[Excerpted data]
------------------------

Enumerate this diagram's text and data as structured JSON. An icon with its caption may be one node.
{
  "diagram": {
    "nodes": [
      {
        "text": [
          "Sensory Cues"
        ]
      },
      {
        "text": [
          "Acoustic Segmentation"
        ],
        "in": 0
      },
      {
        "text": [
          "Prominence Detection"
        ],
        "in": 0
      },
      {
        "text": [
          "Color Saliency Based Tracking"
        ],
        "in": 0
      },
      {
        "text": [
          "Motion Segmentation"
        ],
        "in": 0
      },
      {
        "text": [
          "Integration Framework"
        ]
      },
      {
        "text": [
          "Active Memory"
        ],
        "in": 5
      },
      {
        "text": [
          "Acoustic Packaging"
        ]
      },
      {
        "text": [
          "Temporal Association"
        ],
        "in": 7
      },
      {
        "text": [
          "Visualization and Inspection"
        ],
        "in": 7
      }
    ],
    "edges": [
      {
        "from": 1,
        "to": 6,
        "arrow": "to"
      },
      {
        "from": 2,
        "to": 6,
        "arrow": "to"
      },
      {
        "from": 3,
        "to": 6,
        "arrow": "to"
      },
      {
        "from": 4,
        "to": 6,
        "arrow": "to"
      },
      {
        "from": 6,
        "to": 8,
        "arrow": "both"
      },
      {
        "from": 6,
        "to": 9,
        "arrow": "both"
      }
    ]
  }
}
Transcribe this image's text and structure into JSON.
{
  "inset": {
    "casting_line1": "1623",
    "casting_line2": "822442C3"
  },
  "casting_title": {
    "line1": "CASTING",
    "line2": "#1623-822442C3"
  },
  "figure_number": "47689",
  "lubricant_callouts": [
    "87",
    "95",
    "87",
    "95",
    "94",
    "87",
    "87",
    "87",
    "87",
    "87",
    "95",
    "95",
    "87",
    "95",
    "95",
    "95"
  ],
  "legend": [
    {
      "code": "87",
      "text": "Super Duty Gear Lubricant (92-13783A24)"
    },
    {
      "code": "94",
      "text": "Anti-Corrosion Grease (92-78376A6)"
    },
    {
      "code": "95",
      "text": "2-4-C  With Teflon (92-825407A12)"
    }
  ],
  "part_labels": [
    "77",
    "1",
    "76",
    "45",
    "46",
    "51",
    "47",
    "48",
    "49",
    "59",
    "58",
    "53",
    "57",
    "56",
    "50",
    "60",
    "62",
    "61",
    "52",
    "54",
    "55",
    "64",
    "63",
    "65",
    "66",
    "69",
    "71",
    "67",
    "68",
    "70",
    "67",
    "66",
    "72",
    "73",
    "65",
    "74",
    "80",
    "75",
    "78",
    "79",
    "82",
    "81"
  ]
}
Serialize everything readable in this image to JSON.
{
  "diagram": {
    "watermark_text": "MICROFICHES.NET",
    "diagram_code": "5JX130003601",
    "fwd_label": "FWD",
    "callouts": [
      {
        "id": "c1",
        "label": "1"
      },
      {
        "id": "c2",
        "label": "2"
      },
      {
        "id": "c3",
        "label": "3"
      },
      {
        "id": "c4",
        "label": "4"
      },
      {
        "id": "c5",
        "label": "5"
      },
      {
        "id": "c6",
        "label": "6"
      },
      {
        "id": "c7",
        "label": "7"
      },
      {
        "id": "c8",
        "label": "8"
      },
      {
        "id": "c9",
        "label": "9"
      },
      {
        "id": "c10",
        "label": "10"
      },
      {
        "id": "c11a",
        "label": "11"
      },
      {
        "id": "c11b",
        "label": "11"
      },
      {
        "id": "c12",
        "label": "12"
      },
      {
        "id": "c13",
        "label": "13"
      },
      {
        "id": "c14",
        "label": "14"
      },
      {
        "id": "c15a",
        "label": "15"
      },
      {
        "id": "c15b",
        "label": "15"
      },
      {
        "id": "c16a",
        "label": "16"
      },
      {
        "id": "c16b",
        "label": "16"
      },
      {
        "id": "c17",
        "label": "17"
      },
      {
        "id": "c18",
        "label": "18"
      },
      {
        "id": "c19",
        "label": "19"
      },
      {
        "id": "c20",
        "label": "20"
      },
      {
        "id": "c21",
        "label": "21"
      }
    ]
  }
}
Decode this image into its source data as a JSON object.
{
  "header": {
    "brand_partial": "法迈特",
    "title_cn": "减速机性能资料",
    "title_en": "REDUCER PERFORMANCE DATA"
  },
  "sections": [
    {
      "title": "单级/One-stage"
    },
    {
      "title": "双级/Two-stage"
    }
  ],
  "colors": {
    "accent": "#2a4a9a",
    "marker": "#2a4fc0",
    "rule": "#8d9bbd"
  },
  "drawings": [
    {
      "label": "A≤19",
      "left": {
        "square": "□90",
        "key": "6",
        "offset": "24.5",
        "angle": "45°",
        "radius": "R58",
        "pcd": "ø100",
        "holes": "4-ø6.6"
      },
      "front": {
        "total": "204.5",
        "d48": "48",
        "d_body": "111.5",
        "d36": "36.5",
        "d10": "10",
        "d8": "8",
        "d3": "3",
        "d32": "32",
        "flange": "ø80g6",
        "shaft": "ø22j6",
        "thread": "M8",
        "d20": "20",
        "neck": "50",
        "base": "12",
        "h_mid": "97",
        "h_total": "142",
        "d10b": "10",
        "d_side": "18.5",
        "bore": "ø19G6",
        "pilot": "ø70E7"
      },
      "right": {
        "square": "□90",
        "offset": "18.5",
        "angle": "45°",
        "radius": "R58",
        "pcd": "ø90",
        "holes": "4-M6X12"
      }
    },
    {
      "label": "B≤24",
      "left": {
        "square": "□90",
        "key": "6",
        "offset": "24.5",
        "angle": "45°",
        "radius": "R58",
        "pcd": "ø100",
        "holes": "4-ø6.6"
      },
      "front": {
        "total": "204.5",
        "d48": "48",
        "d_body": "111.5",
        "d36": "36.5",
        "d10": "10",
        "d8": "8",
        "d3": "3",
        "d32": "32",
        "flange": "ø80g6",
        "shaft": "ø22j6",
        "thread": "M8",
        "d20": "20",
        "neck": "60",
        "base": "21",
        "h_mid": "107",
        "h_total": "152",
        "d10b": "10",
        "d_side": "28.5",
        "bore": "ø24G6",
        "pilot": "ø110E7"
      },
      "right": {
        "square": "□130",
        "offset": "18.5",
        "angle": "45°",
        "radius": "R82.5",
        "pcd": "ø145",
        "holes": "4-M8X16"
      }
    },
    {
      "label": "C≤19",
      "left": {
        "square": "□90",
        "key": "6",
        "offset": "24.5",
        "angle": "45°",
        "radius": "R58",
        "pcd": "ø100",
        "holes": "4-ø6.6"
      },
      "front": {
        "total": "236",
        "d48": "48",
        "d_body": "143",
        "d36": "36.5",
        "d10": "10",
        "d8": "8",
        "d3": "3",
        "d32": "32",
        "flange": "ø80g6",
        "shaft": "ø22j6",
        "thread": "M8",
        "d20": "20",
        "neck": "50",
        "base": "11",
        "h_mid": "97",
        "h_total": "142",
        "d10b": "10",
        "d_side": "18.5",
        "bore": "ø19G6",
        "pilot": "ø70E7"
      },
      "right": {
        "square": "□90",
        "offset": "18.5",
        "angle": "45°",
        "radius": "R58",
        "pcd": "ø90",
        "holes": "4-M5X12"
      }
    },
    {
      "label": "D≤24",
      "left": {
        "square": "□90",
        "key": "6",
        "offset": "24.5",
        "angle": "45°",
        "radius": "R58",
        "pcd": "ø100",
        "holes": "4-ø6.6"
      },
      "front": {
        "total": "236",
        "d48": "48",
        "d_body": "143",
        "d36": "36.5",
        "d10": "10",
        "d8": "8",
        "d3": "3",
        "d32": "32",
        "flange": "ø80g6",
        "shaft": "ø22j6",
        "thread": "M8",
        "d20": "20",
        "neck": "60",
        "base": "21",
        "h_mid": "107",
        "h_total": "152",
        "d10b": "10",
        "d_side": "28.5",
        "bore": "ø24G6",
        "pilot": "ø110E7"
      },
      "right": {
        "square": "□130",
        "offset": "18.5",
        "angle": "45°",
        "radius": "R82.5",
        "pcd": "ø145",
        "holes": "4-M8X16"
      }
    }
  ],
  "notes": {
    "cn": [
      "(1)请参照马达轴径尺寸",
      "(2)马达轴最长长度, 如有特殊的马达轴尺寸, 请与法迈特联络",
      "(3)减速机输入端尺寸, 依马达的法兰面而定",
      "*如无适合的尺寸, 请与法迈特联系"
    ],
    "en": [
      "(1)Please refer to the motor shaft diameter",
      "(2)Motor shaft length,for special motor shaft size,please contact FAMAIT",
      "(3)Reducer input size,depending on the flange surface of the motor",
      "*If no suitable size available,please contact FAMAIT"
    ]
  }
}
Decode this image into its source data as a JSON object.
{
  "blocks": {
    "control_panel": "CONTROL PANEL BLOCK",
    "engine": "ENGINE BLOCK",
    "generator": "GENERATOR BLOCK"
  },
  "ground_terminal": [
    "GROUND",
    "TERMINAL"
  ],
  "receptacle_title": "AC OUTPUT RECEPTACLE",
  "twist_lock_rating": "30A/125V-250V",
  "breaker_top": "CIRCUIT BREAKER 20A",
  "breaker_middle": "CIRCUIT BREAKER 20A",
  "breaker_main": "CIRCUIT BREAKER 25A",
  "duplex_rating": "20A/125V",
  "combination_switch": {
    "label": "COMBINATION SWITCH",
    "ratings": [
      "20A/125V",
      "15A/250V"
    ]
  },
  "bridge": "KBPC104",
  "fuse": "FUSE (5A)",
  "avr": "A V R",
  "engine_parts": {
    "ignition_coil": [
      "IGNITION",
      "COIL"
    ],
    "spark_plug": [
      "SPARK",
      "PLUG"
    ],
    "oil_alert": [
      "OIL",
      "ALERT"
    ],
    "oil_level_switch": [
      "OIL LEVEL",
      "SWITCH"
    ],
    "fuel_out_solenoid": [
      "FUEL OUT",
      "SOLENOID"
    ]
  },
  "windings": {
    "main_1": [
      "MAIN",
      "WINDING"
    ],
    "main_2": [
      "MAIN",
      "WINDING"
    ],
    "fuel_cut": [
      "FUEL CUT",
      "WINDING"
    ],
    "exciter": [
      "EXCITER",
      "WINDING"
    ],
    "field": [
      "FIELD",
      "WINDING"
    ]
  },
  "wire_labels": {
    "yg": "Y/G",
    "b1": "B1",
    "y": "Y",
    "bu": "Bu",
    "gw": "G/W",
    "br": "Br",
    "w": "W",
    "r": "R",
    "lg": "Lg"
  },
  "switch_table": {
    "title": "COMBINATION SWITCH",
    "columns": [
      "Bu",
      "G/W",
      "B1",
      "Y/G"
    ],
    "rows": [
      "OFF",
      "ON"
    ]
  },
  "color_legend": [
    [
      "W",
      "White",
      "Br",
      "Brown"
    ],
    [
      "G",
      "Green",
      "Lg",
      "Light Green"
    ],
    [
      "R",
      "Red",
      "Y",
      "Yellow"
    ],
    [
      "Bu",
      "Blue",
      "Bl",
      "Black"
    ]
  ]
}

------------------------

[What you need to do] Look through the entries and find each line that has the string "contact". Copy those lines.

[Solved exercise]
      "(2)Motor shaft length,for special motor shaft size,please contact FAMAIT",
      "*If no suitable size available,please contact FAMAIT"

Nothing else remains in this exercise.